Data supplied:
· · · · · · ·
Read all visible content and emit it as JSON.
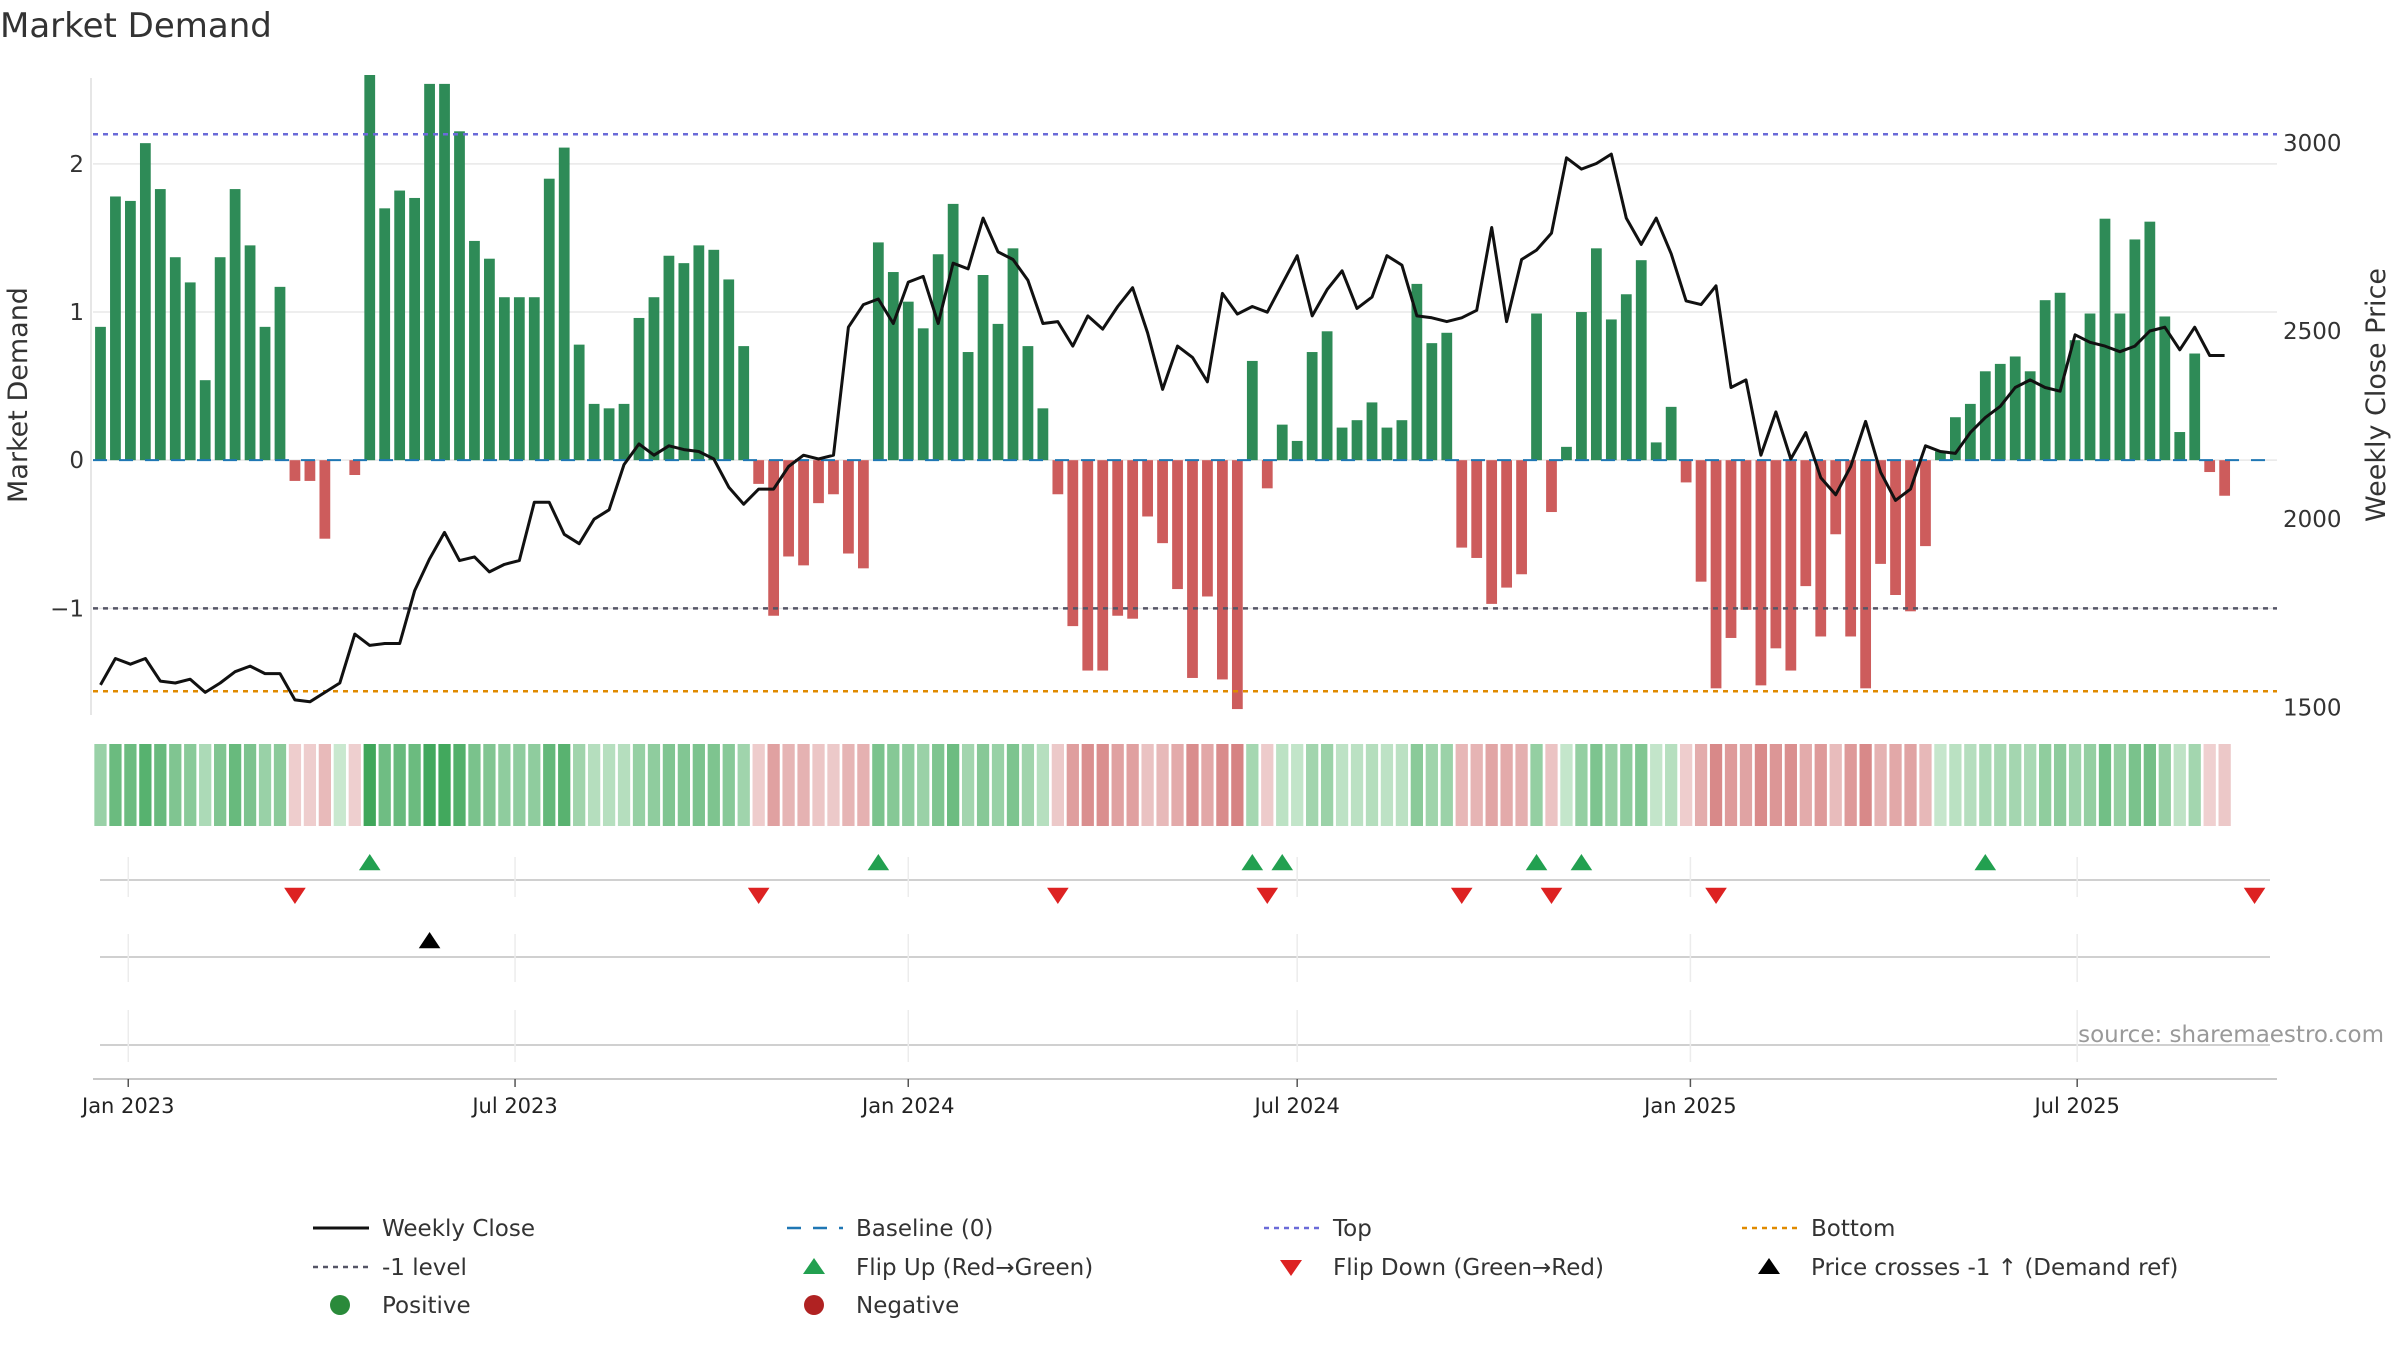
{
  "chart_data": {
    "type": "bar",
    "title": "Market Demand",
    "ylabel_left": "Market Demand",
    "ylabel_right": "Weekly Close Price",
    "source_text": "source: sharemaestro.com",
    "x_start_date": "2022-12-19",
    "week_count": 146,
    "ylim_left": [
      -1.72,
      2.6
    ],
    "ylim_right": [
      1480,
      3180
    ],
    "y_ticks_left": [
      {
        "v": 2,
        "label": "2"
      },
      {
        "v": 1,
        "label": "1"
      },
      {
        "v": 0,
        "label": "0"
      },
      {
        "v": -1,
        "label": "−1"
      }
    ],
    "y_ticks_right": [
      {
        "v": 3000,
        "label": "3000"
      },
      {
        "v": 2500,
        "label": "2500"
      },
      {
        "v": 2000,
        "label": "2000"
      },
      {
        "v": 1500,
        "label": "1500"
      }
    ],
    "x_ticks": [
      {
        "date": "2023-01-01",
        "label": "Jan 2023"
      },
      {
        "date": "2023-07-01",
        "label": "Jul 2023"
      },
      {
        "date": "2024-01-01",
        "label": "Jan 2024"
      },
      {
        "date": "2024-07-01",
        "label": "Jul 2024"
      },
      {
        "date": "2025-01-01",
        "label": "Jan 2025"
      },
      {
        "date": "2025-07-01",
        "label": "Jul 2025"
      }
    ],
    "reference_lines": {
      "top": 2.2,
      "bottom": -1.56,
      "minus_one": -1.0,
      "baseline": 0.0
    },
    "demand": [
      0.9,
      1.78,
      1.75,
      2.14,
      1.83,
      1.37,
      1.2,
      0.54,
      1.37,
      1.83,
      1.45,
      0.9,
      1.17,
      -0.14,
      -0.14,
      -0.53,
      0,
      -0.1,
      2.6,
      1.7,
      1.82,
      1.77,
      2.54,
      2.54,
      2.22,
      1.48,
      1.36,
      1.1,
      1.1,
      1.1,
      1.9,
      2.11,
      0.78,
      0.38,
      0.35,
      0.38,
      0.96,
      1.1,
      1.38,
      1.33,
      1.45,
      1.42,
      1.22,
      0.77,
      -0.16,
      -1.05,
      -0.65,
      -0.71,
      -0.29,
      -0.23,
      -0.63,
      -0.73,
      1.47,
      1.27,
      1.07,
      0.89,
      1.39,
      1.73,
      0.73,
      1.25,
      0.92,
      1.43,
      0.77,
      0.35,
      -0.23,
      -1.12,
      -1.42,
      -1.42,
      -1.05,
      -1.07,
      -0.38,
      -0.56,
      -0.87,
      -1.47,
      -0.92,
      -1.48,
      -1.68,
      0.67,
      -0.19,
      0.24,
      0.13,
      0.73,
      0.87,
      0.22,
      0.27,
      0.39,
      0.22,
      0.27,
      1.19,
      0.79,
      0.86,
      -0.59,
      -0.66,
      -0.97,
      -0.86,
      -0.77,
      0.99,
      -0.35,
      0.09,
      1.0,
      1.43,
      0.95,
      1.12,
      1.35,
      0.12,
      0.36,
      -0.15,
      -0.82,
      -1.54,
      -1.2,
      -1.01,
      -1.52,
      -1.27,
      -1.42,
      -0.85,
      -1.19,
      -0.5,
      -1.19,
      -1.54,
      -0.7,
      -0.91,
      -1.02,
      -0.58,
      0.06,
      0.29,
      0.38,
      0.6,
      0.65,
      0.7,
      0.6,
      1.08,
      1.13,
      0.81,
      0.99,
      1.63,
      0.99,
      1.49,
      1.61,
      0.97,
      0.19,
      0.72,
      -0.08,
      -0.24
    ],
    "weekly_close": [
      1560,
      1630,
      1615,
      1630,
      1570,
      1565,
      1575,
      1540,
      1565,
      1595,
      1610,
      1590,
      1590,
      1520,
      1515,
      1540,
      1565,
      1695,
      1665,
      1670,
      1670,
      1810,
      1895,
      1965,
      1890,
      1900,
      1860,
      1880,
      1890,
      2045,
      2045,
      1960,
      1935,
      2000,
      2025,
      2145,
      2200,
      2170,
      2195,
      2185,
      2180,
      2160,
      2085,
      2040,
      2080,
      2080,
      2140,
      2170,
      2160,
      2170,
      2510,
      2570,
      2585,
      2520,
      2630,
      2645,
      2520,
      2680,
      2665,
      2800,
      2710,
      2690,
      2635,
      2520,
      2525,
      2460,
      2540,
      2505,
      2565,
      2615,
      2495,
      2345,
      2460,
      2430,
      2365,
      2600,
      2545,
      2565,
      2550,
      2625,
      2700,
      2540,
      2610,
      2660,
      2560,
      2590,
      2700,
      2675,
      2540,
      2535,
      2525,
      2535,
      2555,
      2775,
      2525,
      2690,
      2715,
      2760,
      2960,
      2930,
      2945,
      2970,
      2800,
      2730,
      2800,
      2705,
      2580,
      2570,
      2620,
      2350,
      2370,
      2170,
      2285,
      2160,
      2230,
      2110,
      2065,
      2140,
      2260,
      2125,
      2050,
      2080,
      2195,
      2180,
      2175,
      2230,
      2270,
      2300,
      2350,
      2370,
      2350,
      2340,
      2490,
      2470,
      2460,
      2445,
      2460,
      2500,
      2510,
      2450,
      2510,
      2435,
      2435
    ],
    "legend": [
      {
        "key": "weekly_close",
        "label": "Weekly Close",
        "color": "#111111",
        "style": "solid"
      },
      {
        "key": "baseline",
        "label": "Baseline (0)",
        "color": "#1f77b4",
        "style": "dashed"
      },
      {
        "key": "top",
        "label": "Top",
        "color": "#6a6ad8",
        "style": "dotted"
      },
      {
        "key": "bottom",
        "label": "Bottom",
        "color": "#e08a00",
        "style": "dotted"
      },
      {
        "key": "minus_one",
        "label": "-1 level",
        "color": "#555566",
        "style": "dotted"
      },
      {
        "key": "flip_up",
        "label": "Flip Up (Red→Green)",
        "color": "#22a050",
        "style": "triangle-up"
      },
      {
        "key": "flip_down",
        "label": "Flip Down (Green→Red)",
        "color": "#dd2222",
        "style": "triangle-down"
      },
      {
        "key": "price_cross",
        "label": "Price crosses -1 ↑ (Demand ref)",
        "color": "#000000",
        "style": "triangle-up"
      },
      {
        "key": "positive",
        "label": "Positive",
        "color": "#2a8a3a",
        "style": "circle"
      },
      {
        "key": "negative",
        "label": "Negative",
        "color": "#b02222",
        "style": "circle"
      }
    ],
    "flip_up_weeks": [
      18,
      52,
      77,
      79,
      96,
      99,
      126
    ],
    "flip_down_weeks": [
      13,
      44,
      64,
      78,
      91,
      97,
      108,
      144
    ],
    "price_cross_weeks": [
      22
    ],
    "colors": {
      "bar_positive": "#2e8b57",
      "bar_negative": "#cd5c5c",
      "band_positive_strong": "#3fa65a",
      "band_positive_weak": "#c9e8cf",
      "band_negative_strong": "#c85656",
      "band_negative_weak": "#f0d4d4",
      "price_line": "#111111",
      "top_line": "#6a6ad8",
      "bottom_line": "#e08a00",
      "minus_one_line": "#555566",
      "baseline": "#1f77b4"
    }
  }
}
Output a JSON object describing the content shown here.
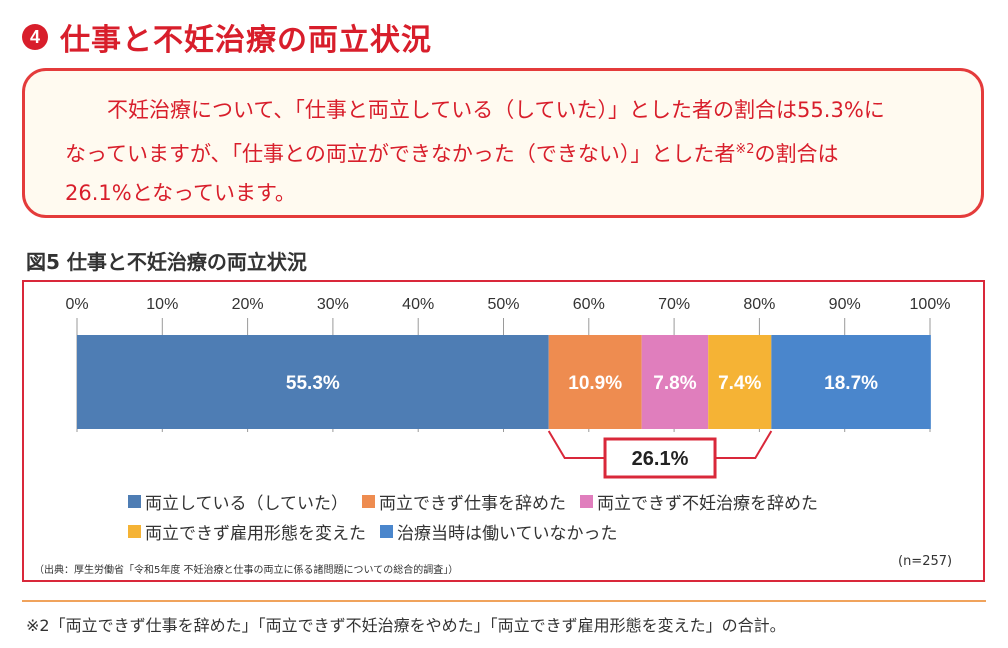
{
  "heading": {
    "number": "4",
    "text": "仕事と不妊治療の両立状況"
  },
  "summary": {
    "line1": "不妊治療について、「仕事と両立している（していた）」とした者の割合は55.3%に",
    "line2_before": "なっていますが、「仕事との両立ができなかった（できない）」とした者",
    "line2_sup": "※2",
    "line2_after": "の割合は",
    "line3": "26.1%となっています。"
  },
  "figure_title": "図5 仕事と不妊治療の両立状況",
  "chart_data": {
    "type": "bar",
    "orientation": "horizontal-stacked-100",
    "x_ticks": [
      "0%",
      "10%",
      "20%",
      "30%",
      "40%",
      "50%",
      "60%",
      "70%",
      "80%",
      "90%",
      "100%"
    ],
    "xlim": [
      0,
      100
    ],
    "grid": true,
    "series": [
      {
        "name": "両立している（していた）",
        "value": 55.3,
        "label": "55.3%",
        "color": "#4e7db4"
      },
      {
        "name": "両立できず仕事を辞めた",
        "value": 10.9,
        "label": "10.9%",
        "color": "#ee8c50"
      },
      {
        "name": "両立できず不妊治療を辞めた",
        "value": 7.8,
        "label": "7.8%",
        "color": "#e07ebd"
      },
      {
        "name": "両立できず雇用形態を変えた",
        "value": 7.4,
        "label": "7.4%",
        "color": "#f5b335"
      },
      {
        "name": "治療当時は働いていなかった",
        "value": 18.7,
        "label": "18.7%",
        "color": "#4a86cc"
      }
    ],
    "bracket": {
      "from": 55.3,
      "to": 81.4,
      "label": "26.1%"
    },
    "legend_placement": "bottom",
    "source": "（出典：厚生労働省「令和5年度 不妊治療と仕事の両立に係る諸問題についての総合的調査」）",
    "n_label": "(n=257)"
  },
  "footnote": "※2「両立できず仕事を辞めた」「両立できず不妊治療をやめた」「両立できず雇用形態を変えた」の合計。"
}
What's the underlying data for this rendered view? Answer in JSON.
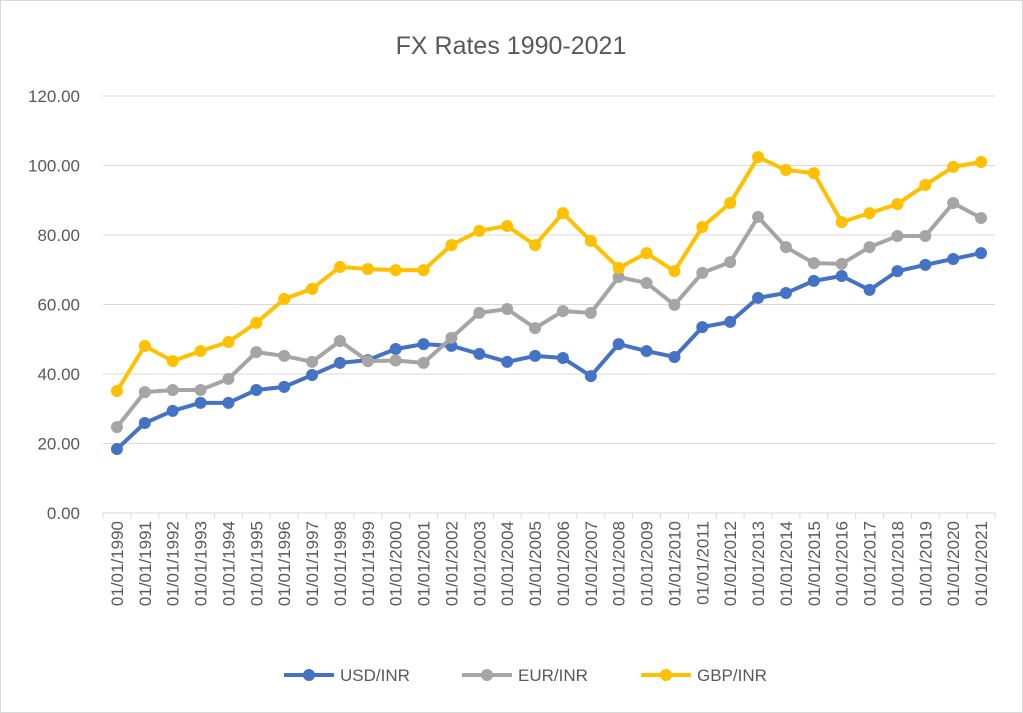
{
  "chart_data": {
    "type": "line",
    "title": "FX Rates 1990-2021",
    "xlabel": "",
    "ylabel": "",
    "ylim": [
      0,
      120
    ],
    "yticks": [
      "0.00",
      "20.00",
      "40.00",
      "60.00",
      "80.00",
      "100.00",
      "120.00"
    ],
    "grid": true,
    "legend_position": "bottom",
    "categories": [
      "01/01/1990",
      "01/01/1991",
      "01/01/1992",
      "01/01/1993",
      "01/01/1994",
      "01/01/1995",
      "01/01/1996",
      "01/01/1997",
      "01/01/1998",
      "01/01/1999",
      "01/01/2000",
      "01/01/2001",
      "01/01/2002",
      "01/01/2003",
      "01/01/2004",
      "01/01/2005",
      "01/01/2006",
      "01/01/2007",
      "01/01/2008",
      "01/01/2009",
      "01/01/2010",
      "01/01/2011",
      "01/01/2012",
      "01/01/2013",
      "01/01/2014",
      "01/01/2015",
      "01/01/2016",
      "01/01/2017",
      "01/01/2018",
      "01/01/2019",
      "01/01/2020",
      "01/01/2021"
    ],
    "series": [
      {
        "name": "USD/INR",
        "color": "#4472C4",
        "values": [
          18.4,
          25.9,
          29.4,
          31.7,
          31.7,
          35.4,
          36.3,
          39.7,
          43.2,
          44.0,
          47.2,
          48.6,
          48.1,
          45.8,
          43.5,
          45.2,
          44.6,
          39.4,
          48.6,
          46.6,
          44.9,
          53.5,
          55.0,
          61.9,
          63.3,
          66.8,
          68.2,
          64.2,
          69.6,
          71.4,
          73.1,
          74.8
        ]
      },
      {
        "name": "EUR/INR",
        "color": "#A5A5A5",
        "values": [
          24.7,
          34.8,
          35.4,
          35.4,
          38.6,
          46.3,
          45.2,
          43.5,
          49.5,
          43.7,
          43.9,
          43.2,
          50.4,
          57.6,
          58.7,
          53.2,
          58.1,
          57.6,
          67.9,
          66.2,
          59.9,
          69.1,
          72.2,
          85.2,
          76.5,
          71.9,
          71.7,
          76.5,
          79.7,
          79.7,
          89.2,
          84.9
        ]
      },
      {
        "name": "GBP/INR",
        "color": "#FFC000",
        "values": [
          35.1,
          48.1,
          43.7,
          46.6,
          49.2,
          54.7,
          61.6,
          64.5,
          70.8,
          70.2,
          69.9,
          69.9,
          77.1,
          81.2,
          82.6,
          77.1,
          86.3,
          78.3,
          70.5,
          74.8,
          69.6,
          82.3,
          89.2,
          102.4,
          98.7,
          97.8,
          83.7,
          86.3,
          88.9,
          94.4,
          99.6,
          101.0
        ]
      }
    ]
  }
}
· · · · · · ·
What you have to do: Collect every line above that contains the word "Green".

Correct response:
        "label": "Flip Up (Red→Green)",
        "label": "Flip Down (Green→Red)",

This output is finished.